__Aim__.
Locate every line in the records below that contains the word "radius", and copy each one.

__The data__.
▶
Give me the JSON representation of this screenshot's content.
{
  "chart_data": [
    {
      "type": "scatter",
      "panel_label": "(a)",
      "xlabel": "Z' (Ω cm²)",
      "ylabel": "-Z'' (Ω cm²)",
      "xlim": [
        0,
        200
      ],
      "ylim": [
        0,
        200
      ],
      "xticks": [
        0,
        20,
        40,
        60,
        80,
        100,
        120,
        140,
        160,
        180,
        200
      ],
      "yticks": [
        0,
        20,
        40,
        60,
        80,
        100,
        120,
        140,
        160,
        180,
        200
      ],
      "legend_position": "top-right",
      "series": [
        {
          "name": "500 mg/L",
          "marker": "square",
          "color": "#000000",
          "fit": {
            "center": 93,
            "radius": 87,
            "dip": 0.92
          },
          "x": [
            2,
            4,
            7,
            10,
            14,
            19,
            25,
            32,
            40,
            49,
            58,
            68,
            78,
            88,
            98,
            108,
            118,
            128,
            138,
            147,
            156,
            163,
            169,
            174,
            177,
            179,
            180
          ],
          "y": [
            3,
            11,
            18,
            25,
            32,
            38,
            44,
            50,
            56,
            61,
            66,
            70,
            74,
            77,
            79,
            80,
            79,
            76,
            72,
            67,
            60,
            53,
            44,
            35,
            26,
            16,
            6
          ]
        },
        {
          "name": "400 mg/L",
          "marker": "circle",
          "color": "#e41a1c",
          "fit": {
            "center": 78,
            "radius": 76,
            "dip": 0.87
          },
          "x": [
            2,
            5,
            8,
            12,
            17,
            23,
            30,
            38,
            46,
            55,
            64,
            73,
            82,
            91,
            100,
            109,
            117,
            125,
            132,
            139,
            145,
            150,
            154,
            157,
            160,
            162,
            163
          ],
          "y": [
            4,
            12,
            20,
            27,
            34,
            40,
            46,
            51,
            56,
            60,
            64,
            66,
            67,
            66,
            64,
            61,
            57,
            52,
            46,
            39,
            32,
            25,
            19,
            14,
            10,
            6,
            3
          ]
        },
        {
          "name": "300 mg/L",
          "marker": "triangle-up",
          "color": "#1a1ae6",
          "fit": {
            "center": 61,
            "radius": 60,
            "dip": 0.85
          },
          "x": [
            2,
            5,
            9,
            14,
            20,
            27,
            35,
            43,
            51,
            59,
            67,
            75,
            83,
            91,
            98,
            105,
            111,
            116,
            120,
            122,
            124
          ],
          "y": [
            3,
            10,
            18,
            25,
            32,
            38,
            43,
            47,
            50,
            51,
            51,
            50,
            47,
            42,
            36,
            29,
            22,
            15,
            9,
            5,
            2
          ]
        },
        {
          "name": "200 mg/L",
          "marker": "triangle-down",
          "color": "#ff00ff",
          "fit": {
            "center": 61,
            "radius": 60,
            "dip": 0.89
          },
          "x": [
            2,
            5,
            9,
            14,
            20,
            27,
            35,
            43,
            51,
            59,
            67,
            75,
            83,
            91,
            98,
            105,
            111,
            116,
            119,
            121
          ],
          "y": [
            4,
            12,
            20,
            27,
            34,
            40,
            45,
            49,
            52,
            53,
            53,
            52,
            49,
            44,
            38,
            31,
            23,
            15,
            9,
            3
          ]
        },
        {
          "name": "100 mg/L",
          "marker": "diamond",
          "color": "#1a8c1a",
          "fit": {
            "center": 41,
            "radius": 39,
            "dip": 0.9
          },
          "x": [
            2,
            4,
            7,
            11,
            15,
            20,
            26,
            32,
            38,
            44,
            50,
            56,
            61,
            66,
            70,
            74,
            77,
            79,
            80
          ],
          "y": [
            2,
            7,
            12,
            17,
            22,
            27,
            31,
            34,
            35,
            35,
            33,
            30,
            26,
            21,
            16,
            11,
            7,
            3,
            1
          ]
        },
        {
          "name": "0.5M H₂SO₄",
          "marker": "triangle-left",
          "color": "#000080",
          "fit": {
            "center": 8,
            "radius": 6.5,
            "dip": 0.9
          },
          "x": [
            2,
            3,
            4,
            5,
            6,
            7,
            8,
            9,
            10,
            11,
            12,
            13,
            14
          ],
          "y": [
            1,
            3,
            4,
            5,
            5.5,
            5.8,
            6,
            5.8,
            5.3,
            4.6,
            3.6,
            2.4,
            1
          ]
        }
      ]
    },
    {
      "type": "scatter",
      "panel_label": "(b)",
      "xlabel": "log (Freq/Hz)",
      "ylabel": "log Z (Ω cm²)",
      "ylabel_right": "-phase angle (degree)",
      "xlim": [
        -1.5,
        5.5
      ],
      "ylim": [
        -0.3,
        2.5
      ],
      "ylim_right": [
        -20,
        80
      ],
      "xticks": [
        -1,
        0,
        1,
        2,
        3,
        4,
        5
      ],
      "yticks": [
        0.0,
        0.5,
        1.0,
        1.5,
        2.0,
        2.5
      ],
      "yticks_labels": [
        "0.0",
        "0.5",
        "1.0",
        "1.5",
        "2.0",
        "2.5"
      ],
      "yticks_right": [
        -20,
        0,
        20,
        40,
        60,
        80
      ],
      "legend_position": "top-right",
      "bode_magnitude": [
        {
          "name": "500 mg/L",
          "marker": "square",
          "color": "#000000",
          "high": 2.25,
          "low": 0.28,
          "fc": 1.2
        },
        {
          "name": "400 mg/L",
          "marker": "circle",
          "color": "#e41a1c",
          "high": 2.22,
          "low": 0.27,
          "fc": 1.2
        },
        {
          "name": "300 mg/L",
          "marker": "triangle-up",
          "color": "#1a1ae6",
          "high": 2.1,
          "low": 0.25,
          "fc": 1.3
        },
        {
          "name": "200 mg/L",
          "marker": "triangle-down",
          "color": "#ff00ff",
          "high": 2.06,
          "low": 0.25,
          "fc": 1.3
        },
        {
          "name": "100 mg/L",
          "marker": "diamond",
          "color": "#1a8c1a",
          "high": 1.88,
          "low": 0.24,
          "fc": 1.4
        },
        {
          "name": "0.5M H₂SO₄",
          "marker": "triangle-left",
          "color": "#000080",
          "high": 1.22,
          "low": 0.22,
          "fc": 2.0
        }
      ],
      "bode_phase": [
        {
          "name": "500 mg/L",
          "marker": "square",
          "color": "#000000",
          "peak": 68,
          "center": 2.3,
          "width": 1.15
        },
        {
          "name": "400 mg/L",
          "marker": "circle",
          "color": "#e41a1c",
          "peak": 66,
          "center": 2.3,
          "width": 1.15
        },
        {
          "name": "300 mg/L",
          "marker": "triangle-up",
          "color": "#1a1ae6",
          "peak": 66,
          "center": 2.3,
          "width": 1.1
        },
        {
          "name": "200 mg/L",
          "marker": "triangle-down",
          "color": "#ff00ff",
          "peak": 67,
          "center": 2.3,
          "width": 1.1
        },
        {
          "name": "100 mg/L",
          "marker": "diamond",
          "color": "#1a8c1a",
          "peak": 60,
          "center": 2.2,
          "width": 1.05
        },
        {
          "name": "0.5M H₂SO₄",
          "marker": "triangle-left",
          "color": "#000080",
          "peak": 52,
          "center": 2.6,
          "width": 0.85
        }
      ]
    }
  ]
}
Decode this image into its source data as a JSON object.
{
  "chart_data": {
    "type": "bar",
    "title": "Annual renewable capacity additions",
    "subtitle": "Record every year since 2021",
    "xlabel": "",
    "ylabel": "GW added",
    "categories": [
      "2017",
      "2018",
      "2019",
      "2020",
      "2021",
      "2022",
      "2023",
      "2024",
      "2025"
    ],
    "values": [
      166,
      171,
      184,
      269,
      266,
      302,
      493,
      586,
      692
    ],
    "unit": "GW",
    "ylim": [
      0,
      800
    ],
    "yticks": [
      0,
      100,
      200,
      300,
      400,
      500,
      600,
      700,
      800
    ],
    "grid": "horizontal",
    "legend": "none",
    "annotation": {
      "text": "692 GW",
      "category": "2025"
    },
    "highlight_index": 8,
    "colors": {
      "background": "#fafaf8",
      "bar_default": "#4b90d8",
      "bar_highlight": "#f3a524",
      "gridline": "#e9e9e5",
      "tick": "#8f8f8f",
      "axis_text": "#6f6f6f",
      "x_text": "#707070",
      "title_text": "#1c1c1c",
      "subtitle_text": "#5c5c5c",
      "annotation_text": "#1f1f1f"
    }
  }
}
◀
__The solution__.
            "radius": 87,
            "radius": 76,
            "radius": 60,
            "radius": 60,
            "radius": 39,
            "radius": 6.5,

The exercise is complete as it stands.